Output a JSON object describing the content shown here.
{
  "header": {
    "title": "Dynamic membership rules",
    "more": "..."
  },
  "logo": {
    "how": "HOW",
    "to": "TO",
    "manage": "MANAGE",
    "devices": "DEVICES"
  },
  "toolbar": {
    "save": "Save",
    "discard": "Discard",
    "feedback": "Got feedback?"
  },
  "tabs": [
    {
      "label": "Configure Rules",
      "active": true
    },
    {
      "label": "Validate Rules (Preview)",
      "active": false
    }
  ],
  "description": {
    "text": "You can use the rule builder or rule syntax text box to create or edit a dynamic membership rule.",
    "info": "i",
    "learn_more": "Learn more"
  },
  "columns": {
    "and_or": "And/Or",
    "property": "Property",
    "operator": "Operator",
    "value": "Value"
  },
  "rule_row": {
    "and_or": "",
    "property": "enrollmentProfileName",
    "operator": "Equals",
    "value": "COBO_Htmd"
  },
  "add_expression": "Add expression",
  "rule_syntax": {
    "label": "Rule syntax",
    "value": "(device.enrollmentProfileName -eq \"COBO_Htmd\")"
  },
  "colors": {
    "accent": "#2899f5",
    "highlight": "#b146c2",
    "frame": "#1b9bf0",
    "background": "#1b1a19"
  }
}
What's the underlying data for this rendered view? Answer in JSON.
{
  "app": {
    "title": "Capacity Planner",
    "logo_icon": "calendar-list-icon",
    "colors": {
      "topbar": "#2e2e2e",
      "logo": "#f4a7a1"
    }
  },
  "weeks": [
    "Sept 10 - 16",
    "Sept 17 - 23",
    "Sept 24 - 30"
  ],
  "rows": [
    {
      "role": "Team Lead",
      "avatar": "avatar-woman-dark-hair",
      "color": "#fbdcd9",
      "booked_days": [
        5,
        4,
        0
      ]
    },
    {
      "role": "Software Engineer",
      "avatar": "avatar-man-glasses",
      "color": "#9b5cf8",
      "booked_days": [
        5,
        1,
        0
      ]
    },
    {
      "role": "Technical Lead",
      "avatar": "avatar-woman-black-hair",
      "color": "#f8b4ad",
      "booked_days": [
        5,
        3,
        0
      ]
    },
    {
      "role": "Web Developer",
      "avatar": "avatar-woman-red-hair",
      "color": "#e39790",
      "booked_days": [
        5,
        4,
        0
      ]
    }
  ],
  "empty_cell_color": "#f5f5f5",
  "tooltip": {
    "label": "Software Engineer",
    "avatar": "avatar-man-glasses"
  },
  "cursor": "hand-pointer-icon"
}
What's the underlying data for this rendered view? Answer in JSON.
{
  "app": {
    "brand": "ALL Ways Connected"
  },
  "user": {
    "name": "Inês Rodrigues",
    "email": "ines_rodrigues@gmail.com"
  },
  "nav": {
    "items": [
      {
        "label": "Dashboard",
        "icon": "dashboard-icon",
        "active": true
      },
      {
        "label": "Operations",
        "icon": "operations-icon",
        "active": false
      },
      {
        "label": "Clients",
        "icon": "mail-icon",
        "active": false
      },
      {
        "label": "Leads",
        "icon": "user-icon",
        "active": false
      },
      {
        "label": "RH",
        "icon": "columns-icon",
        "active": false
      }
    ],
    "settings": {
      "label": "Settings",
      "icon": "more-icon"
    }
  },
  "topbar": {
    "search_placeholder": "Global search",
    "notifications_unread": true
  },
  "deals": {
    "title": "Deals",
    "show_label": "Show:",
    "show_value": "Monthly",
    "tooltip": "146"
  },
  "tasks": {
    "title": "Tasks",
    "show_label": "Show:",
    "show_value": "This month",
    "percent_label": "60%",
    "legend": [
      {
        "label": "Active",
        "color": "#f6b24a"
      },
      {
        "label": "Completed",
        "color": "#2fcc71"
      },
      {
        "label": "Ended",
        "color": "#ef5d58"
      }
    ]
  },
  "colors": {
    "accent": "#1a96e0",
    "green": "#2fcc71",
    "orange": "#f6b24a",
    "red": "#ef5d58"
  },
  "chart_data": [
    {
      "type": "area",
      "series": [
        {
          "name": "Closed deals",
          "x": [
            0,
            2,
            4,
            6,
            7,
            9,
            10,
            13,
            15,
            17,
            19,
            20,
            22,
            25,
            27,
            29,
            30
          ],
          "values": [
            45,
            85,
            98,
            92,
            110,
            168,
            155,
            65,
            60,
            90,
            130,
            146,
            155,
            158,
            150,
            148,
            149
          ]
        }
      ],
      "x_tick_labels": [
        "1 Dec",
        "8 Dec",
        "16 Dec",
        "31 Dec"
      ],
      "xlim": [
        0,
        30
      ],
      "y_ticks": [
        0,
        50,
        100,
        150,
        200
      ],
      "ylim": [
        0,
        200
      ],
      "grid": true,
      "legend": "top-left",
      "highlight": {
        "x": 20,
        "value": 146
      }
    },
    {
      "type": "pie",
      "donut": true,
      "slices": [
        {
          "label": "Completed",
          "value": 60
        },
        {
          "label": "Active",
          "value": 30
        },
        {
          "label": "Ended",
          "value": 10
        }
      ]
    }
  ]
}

_DIRECTION_:
What do the records say? Quote them all exactly.

_THE SOLUTION_:
Output a JSON object describing the content shown here.
{
  "header": {
    "title": "Dynamic membership rules",
    "more": "..."
  },
  "logo": {
    "how": "HOW",
    "to": "TO",
    "manage": "MANAGE",
    "devices": "DEVICES"
  },
  "toolbar": {
    "save": "Save",
    "discard": "Discard",
    "feedback": "Got feedback?"
  },
  "tabs": [
    {
      "label": "Configure Rules",
      "active": true
    },
    {
      "label": "Validate Rules (Preview)",
      "active": false
    }
  ],
  "description": {
    "text": "You can use the rule builder or rule syntax text box to create or edit a dynamic membership rule.",
    "info": "i",
    "learn_more": "Learn more"
  },
  "columns": {
    "and_or": "And/Or",
    "property": "Property",
    "operator": "Operator",
    "value": "Value"
  },
  "rule_row": {
    "and_or": "",
    "property": "enrollmentProfileName",
    "operator": "Equals",
    "value": "COBO_Htmd"
  },
  "add_expression": "Add expression",
  "rule_syntax": {
    "label": "Rule syntax",
    "value": "(device.enrollmentProfileName -eq \"COBO_Htmd\")"
  },
  "colors": {
    "accent": "#2899f5",
    "highlight": "#b146c2",
    "frame": "#1b9bf0",
    "background": "#1b1a19"
  }
}
What's the underlying data for this rendered view? Answer in JSON.
{
  "app": {
    "title": "Capacity Planner",
    "logo_icon": "calendar-list-icon",
    "colors": {
      "topbar": "#2e2e2e",
      "logo": "#f4a7a1"
    }
  },
  "weeks": [
    "Sept 10 - 16",
    "Sept 17 - 23",
    "Sept 24 - 30"
  ],
  "rows": [
    {
      "role": "Team Lead",
      "avatar": "avatar-woman-dark-hair",
      "color": "#fbdcd9",
      "booked_days": [
        5,
        4,
        0
      ]
    },
    {
      "role": "Software Engineer",
      "avatar": "avatar-man-glasses",
      "color": "#9b5cf8",
      "booked_days": [
        5,
        1,
        0
      ]
    },
    {
      "role": "Technical Lead",
      "avatar": "avatar-woman-black-hair",
      "color": "#f8b4ad",
      "booked_days": [
        5,
        3,
        0
      ]
    },
    {
      "role": "Web Developer",
      "avatar": "avatar-woman-red-hair",
      "color": "#e39790",
      "booked_days": [
        5,
        4,
        0
      ]
    }
  ],
  "empty_cell_color": "#f5f5f5",
  "tooltip": {
    "label": "Software Engineer",
    "avatar": "avatar-man-glasses"
  },
  "cursor": "hand-pointer-icon"
}
What's the underlying data for this rendered view? Answer in JSON.
{
  "app": {
    "brand": "ALL Ways Connected"
  },
  "user": {
    "name": "Inês Rodrigues",
    "email": "ines_rodrigues@gmail.com"
  },
  "nav": {
    "items": [
      {
        "label": "Dashboard",
        "icon": "dashboard-icon",
        "active": true
      },
      {
        "label": "Operations",
        "icon": "operations-icon",
        "active": false
      },
      {
        "label": "Clients",
        "icon": "mail-icon",
        "active": false
      },
      {
        "label": "Leads",
        "icon": "user-icon",
        "active": false
      },
      {
        "label": "RH",
        "icon": "columns-icon",
        "active": false
      }
    ],
    "settings": {
      "label": "Settings",
      "icon": "more-icon"
    }
  },
  "topbar": {
    "search_placeholder": "Global search",
    "notifications_unread": true
  },
  "deals": {
    "title": "Deals",
    "show_label": "Show:",
    "show_value": "Monthly",
    "tooltip": "146"
  },
  "tasks": {
    "title": "Tasks",
    "show_label": "Show:",
    "show_value": "This month",
    "percent_label": "60%",
    "legend": [
      {
        "label": "Active",
        "color": "#f6b24a"
      },
      {
        "label": "Completed",
        "color": "#2fcc71"
      },
      {
        "label": "Ended",
        "color": "#ef5d58"
      }
    ]
  },
  "colors": {
    "accent": "#1a96e0",
    "green": "#2fcc71",
    "orange": "#f6b24a",
    "red": "#ef5d58"
  },
  "chart_data": [
    {
      "type": "area",
      "series": [
        {
          "name": "Closed deals",
          "x": [
            0,
            2,
            4,
            6,
            7,
            9,
            10,
            13,
            15,
            17,
            19,
            20,
            22,
            25,
            27,
            29,
            30
          ],
          "values": [
            45,
            85,
            98,
            92,
            110,
            168,
            155,
            65,
            60,
            90,
            130,
            146,
            155,
            158,
            150,
            148,
            149
          ]
        }
      ],
      "x_tick_labels": [
        "1 Dec",
        "8 Dec",
        "16 Dec",
        "31 Dec"
      ],
      "xlim": [
        0,
        30
      ],
      "y_ticks": [
        0,
        50,
        100,
        150,
        200
      ],
      "ylim": [
        0,
        200
      ],
      "grid": true,
      "legend": "top-left",
      "highlight": {
        "x": 20,
        "value": 146
      }
    },
    {
      "type": "pie",
      "donut": true,
      "slices": [
        {
          "label": "Completed",
          "value": 60
        },
        {
          "label": "Active",
          "value": 30
        },
        {
          "label": "Ended",
          "value": 10
        }
      ]
    }
  ]
}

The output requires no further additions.